◆ WORK TO DO:
Copy every record below exactly as written, but leave out the pictures.

----------

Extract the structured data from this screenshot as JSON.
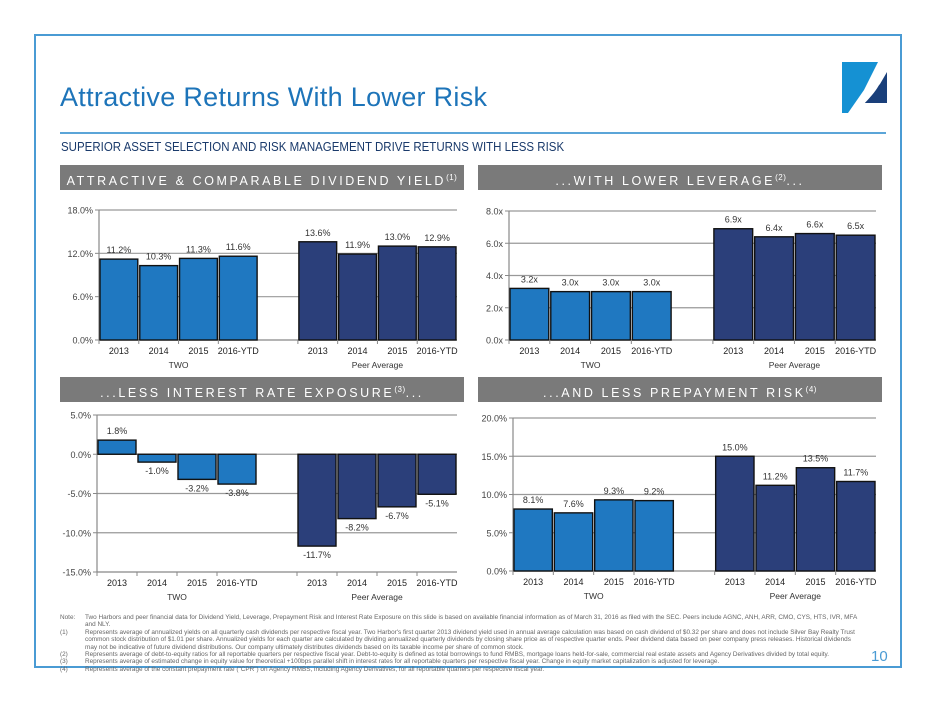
{
  "header": {
    "title": "Attractive Returns With Lower Risk",
    "subtitle": "SUPERIOR ASSET SELECTION AND RISK MANAGEMENT DRIVE RETURNS WITH LESS RISK",
    "logo": "two-harbors-logo"
  },
  "colors": {
    "frame": "#4a9bd4",
    "title": "#1d74b9",
    "two_bar": "#1f78c1",
    "peer_bar": "#2b3f7a",
    "panel_header": "#7a7a7a",
    "gridline": "#999999"
  },
  "panels": [
    {
      "title": "ATTRACTIVE & COMPARABLE DIVIDEND YIELD",
      "footnote_ref": "(1)",
      "suffix": ""
    },
    {
      "title": "...WITH LOWER LEVERAGE",
      "footnote_ref": "(2)",
      "suffix": "..."
    },
    {
      "title": "...LESS INTEREST RATE EXPOSURE",
      "footnote_ref": "(3)",
      "suffix": "..."
    },
    {
      "title": "...AND LESS PREPAYMENT RISK",
      "footnote_ref": "(4)",
      "suffix": ""
    }
  ],
  "chart_data": [
    {
      "type": "bar",
      "title": "ATTRACTIVE & COMPARABLE DIVIDEND YIELD(1)",
      "categories": [
        "2013",
        "2014",
        "2015",
        "2016-YTD"
      ],
      "groups": [
        "TWO",
        "Peer Average"
      ],
      "series": [
        {
          "name": "TWO",
          "values": [
            11.2,
            10.3,
            11.3,
            11.6
          ],
          "labels": [
            "11.2%",
            "10.3%",
            "11.3%",
            "11.6%"
          ]
        },
        {
          "name": "Peer Average",
          "values": [
            13.6,
            11.9,
            13.0,
            12.9
          ],
          "labels": [
            "13.6%",
            "11.9%",
            "13.0%",
            "12.9%"
          ]
        }
      ],
      "yticks": [
        0,
        6,
        12,
        18
      ],
      "ytick_labels": [
        "0.0%",
        "6.0%",
        "12.0%",
        "18.0%"
      ],
      "ylim": [
        0,
        18
      ],
      "xlabel": "",
      "ylabel": "",
      "grid": true,
      "legend": "none"
    },
    {
      "type": "bar",
      "title": "...WITH LOWER LEVERAGE(2)...",
      "categories": [
        "2013",
        "2014",
        "2015",
        "2016-YTD"
      ],
      "groups": [
        "TWO",
        "Peer Average"
      ],
      "series": [
        {
          "name": "TWO",
          "values": [
            3.2,
            3.0,
            3.0,
            3.0
          ],
          "labels": [
            "3.2x",
            "3.0x",
            "3.0x",
            "3.0x"
          ]
        },
        {
          "name": "Peer Average",
          "values": [
            6.9,
            6.4,
            6.6,
            6.5
          ],
          "labels": [
            "6.9x",
            "6.4x",
            "6.6x",
            "6.5x"
          ]
        }
      ],
      "yticks": [
        0,
        2,
        4,
        6,
        8
      ],
      "ytick_labels": [
        "0.0x",
        "2.0x",
        "4.0x",
        "6.0x",
        "8.0x"
      ],
      "ylim": [
        0,
        8
      ],
      "xlabel": "",
      "ylabel": "",
      "grid": true,
      "legend": "none"
    },
    {
      "type": "bar",
      "title": "...LESS INTEREST RATE EXPOSURE(3)...",
      "categories": [
        "2013",
        "2014",
        "2015",
        "2016-YTD"
      ],
      "groups": [
        "TWO",
        "Peer Average"
      ],
      "series": [
        {
          "name": "TWO",
          "values": [
            1.8,
            -1.0,
            -3.2,
            -3.8
          ],
          "labels": [
            "1.8%",
            "-1.0%",
            "-3.2%",
            "-3.8%"
          ]
        },
        {
          "name": "Peer Average",
          "values": [
            -11.7,
            -8.2,
            -6.7,
            -5.1
          ],
          "labels": [
            "-11.7%",
            "-8.2%",
            "-6.7%",
            "-5.1%"
          ]
        }
      ],
      "yticks": [
        -15,
        -10,
        -5,
        0,
        5
      ],
      "ytick_labels": [
        "-15.0%",
        "-10.0%",
        "-5.0%",
        "0.0%",
        "5.0%"
      ],
      "ylim": [
        -15,
        5
      ],
      "xlabel": "",
      "ylabel": "",
      "grid": true,
      "legend": "none"
    },
    {
      "type": "bar",
      "title": "...AND LESS PREPAYMENT RISK(4)",
      "categories": [
        "2013",
        "2014",
        "2015",
        "2016-YTD"
      ],
      "groups": [
        "TWO",
        "Peer Average"
      ],
      "series": [
        {
          "name": "TWO",
          "values": [
            8.1,
            7.6,
            9.3,
            9.2
          ],
          "labels": [
            "8.1%",
            "7.6%",
            "9.3%",
            "9.2%"
          ]
        },
        {
          "name": "Peer Average",
          "values": [
            15.0,
            11.2,
            13.5,
            11.7
          ],
          "labels": [
            "15.0%",
            "11.2%",
            "13.5%",
            "11.7%"
          ]
        }
      ],
      "yticks": [
        0,
        5,
        10,
        15,
        20
      ],
      "ytick_labels": [
        "0.0%",
        "5.0%",
        "10.0%",
        "15.0%",
        "20.0%"
      ],
      "ylim": [
        0,
        20
      ],
      "xlabel": "",
      "ylabel": "",
      "grid": true,
      "legend": "none"
    }
  ],
  "footnotes": [
    {
      "key": "Note:",
      "text": "Two Harbors and peer financial data for Dividend Yield, Leverage, Prepayment Risk and Interest Rate Exposure on this slide is based on available financial information as of March 31, 2016 as filed with the SEC.   Peers include AGNC, ANH, ARR, CMO, CYS, HTS, IVR, MFA and NLY."
    },
    {
      "key": "(1)",
      "text": "Represents average of annualized yields on all quarterly cash dividends per respective fiscal year.  Two Harbor's first quarter 2013 dividend yield used in annual average calculation was based on cash dividend of $0.32 per share and does not include Silver Bay Realty Trust common stock distribution of $1.01 per share.  Annualized yields for each quarter are calculated by dividing annualized quarterly dividends by closing share price as of respective quarter ends. Peer dividend data based on peer company press releases. Historical dividends may not be indicative of future dividend distributions. Our company ultimately distributes dividends based on its taxable income per share of common stock."
    },
    {
      "key": "(2)",
      "text": "Represents average of debt-to-equity ratios for all reportable quarters per respective fiscal year.  Debt-to-equity is defined as total borrowings to fund RMBS, mortgage loans held-for-sale, commercial real estate assets and Agency Derivatives divided by total equity."
    },
    {
      "key": "(3)",
      "text": "Represents average of estimated change in equity value for theoretical +100bps parallel shift in interest rates for all reportable quarters per respective fiscal year. Change in equity market capitalization is adjusted for leverage."
    },
    {
      "key": "(4)",
      "text": "Represents average of the constant prepayment rate (\"CPR\") on Agency RMBS, including Agency Derivatives, for all reportable quarters per respective fiscal year."
    }
  ],
  "page_number": "10"
}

----------

◆ EXERCISE OUTPUT:
Extract the structured data from this screenshot as JSON.
{
  "header": {
    "title": "Attractive Returns With Lower Risk",
    "subtitle": "SUPERIOR ASSET SELECTION AND RISK MANAGEMENT DRIVE RETURNS WITH LESS RISK",
    "logo": "two-harbors-logo"
  },
  "colors": {
    "frame": "#4a9bd4",
    "title": "#1d74b9",
    "two_bar": "#1f78c1",
    "peer_bar": "#2b3f7a",
    "panel_header": "#7a7a7a",
    "gridline": "#999999"
  },
  "panels": [
    {
      "title": "ATTRACTIVE & COMPARABLE DIVIDEND YIELD",
      "footnote_ref": "(1)",
      "suffix": ""
    },
    {
      "title": "...WITH LOWER LEVERAGE",
      "footnote_ref": "(2)",
      "suffix": "..."
    },
    {
      "title": "...LESS INTEREST RATE EXPOSURE",
      "footnote_ref": "(3)",
      "suffix": "..."
    },
    {
      "title": "...AND LESS PREPAYMENT RISK",
      "footnote_ref": "(4)",
      "suffix": ""
    }
  ],
  "chart_data": [
    {
      "type": "bar",
      "title": "ATTRACTIVE & COMPARABLE DIVIDEND YIELD(1)",
      "categories": [
        "2013",
        "2014",
        "2015",
        "2016-YTD"
      ],
      "groups": [
        "TWO",
        "Peer Average"
      ],
      "series": [
        {
          "name": "TWO",
          "values": [
            11.2,
            10.3,
            11.3,
            11.6
          ],
          "labels": [
            "11.2%",
            "10.3%",
            "11.3%",
            "11.6%"
          ]
        },
        {
          "name": "Peer Average",
          "values": [
            13.6,
            11.9,
            13.0,
            12.9
          ],
          "labels": [
            "13.6%",
            "11.9%",
            "13.0%",
            "12.9%"
          ]
        }
      ],
      "yticks": [
        0,
        6,
        12,
        18
      ],
      "ytick_labels": [
        "0.0%",
        "6.0%",
        "12.0%",
        "18.0%"
      ],
      "ylim": [
        0,
        18
      ],
      "xlabel": "",
      "ylabel": "",
      "grid": true,
      "legend": "none"
    },
    {
      "type": "bar",
      "title": "...WITH LOWER LEVERAGE(2)...",
      "categories": [
        "2013",
        "2014",
        "2015",
        "2016-YTD"
      ],
      "groups": [
        "TWO",
        "Peer Average"
      ],
      "series": [
        {
          "name": "TWO",
          "values": [
            3.2,
            3.0,
            3.0,
            3.0
          ],
          "labels": [
            "3.2x",
            "3.0x",
            "3.0x",
            "3.0x"
          ]
        },
        {
          "name": "Peer Average",
          "values": [
            6.9,
            6.4,
            6.6,
            6.5
          ],
          "labels": [
            "6.9x",
            "6.4x",
            "6.6x",
            "6.5x"
          ]
        }
      ],
      "yticks": [
        0,
        2,
        4,
        6,
        8
      ],
      "ytick_labels": [
        "0.0x",
        "2.0x",
        "4.0x",
        "6.0x",
        "8.0x"
      ],
      "ylim": [
        0,
        8
      ],
      "xlabel": "",
      "ylabel": "",
      "grid": true,
      "legend": "none"
    },
    {
      "type": "bar",
      "title": "...LESS INTEREST RATE EXPOSURE(3)...",
      "categories": [
        "2013",
        "2014",
        "2015",
        "2016-YTD"
      ],
      "groups": [
        "TWO",
        "Peer Average"
      ],
      "series": [
        {
          "name": "TWO",
          "values": [
            1.8,
            -1.0,
            -3.2,
            -3.8
          ],
          "labels": [
            "1.8%",
            "-1.0%",
            "-3.2%",
            "-3.8%"
          ]
        },
        {
          "name": "Peer Average",
          "values": [
            -11.7,
            -8.2,
            -6.7,
            -5.1
          ],
          "labels": [
            "-11.7%",
            "-8.2%",
            "-6.7%",
            "-5.1%"
          ]
        }
      ],
      "yticks": [
        -15,
        -10,
        -5,
        0,
        5
      ],
      "ytick_labels": [
        "-15.0%",
        "-10.0%",
        "-5.0%",
        "0.0%",
        "5.0%"
      ],
      "ylim": [
        -15,
        5
      ],
      "xlabel": "",
      "ylabel": "",
      "grid": true,
      "legend": "none"
    },
    {
      "type": "bar",
      "title": "...AND LESS PREPAYMENT RISK(4)",
      "categories": [
        "2013",
        "2014",
        "2015",
        "2016-YTD"
      ],
      "groups": [
        "TWO",
        "Peer Average"
      ],
      "series": [
        {
          "name": "TWO",
          "values": [
            8.1,
            7.6,
            9.3,
            9.2
          ],
          "labels": [
            "8.1%",
            "7.6%",
            "9.3%",
            "9.2%"
          ]
        },
        {
          "name": "Peer Average",
          "values": [
            15.0,
            11.2,
            13.5,
            11.7
          ],
          "labels": [
            "15.0%",
            "11.2%",
            "13.5%",
            "11.7%"
          ]
        }
      ],
      "yticks": [
        0,
        5,
        10,
        15,
        20
      ],
      "ytick_labels": [
        "0.0%",
        "5.0%",
        "10.0%",
        "15.0%",
        "20.0%"
      ],
      "ylim": [
        0,
        20
      ],
      "xlabel": "",
      "ylabel": "",
      "grid": true,
      "legend": "none"
    }
  ],
  "footnotes": [
    {
      "key": "Note:",
      "text": "Two Harbors and peer financial data for Dividend Yield, Leverage, Prepayment Risk and Interest Rate Exposure on this slide is based on available financial information as of March 31, 2016 as filed with the SEC.   Peers include AGNC, ANH, ARR, CMO, CYS, HTS, IVR, MFA and NLY."
    },
    {
      "key": "(1)",
      "text": "Represents average of annualized yields on all quarterly cash dividends per respective fiscal year.  Two Harbor's first quarter 2013 dividend yield used in annual average calculation was based on cash dividend of $0.32 per share and does not include Silver Bay Realty Trust common stock distribution of $1.01 per share.  Annualized yields for each quarter are calculated by dividing annualized quarterly dividends by closing share price as of respective quarter ends. Peer dividend data based on peer company press releases. Historical dividends may not be indicative of future dividend distributions. Our company ultimately distributes dividends based on its taxable income per share of common stock."
    },
    {
      "key": "(2)",
      "text": "Represents average of debt-to-equity ratios for all reportable quarters per respective fiscal year.  Debt-to-equity is defined as total borrowings to fund RMBS, mortgage loans held-for-sale, commercial real estate assets and Agency Derivatives divided by total equity."
    },
    {
      "key": "(3)",
      "text": "Represents average of estimated change in equity value for theoretical +100bps parallel shift in interest rates for all reportable quarters per respective fiscal year. Change in equity market capitalization is adjusted for leverage."
    },
    {
      "key": "(4)",
      "text": "Represents average of the constant prepayment rate (\"CPR\") on Agency RMBS, including Agency Derivatives, for all reportable quarters per respective fiscal year."
    }
  ],
  "page_number": "10"
}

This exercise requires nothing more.